> _Directive_: Collect every line of the records that contains the string "swatch", and copy each one in full.

◆ ◆ ◆

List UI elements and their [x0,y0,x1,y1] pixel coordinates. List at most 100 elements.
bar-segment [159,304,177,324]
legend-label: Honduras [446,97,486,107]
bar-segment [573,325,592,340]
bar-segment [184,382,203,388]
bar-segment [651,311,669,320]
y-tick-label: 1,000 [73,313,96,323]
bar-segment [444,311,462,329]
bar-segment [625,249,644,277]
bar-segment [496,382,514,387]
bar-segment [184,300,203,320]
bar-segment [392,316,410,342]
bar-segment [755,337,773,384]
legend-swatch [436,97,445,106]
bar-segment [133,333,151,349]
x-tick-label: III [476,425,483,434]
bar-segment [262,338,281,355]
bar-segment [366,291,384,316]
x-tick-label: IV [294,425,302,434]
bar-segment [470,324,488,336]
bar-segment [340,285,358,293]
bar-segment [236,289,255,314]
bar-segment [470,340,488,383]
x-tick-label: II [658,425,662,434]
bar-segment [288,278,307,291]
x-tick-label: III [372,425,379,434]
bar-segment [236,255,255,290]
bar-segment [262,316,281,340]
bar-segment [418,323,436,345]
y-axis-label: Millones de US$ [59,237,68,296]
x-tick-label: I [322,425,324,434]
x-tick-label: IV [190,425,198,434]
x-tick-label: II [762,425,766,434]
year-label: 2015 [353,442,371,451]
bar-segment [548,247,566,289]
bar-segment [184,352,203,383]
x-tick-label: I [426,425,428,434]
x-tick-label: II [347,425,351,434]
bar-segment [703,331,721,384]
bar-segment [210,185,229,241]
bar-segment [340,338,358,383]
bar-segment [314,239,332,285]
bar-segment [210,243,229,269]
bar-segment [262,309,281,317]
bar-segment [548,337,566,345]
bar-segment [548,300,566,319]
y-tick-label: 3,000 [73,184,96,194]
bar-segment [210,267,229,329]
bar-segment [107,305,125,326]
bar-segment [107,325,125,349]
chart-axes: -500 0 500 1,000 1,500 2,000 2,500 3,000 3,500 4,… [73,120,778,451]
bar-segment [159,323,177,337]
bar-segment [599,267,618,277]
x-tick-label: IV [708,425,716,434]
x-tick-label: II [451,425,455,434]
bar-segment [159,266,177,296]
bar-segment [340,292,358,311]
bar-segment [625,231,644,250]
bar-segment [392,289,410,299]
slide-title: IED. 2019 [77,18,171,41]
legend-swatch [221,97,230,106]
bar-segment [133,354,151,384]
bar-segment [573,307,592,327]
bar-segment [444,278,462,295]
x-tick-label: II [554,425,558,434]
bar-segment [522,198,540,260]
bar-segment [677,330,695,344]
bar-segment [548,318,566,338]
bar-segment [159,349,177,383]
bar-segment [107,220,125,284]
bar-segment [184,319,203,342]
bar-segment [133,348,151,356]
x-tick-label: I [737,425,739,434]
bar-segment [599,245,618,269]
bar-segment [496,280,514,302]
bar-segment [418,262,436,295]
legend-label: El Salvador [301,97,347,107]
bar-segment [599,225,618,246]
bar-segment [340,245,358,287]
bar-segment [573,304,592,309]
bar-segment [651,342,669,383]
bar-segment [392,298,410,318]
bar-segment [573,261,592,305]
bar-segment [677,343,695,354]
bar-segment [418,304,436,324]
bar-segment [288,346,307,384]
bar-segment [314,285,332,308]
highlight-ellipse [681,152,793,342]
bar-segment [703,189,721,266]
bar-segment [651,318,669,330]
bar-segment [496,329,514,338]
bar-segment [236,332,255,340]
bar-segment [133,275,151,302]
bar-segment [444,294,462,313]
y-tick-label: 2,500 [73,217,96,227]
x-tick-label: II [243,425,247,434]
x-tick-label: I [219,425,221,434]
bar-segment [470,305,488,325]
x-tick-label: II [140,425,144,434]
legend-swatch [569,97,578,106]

◆ ◆ ◆

> _Result_:
legend-swatch [436,97,445,106]
legend-swatch [221,97,230,106]
legend-swatch [569,97,578,106]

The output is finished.